(Figure data in JSON)
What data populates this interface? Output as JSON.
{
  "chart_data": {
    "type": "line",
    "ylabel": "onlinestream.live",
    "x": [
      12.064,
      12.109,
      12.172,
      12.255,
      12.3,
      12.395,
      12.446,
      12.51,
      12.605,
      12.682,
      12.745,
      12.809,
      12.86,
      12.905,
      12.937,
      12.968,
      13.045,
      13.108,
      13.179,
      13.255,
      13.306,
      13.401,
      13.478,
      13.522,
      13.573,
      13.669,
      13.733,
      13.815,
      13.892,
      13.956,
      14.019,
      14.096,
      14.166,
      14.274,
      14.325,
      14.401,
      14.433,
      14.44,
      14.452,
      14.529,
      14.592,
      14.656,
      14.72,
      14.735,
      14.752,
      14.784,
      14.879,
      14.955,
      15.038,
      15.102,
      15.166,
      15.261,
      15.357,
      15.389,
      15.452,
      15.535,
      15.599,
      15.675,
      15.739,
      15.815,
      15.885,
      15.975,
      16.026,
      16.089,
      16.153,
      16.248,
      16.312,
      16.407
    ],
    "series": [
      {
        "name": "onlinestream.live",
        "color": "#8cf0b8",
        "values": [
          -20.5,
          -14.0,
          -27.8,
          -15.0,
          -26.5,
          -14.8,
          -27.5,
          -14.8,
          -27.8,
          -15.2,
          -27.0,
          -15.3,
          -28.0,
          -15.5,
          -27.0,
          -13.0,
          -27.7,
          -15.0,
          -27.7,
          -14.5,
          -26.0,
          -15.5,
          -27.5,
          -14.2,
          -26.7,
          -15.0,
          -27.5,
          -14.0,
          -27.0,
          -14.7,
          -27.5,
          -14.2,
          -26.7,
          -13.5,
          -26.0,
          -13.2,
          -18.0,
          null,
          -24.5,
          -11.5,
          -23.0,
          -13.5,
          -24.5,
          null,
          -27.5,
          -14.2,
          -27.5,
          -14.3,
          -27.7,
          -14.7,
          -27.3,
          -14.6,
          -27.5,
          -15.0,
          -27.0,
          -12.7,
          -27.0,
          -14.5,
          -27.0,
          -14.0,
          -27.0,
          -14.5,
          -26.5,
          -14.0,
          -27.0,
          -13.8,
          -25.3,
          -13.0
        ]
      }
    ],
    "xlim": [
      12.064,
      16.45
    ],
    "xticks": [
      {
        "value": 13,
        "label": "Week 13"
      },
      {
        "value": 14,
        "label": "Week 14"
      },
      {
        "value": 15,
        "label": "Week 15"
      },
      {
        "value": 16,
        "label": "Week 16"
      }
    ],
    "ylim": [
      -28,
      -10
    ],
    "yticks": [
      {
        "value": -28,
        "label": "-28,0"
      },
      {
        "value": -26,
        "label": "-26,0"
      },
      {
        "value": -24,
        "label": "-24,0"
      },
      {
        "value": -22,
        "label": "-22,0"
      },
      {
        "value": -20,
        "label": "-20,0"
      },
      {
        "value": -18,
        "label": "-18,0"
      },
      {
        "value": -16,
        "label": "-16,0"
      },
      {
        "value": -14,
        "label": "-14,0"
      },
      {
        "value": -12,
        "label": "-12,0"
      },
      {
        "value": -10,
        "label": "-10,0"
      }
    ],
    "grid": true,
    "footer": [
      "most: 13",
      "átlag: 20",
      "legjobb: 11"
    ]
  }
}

* [Aim]
Check each line of the records for "Week" and copy the ones that contain it.

* [Correct response]
        "label": "Week 13"
        "label": "Week 14"
        "label": "Week 15"
        "label": "Week 16"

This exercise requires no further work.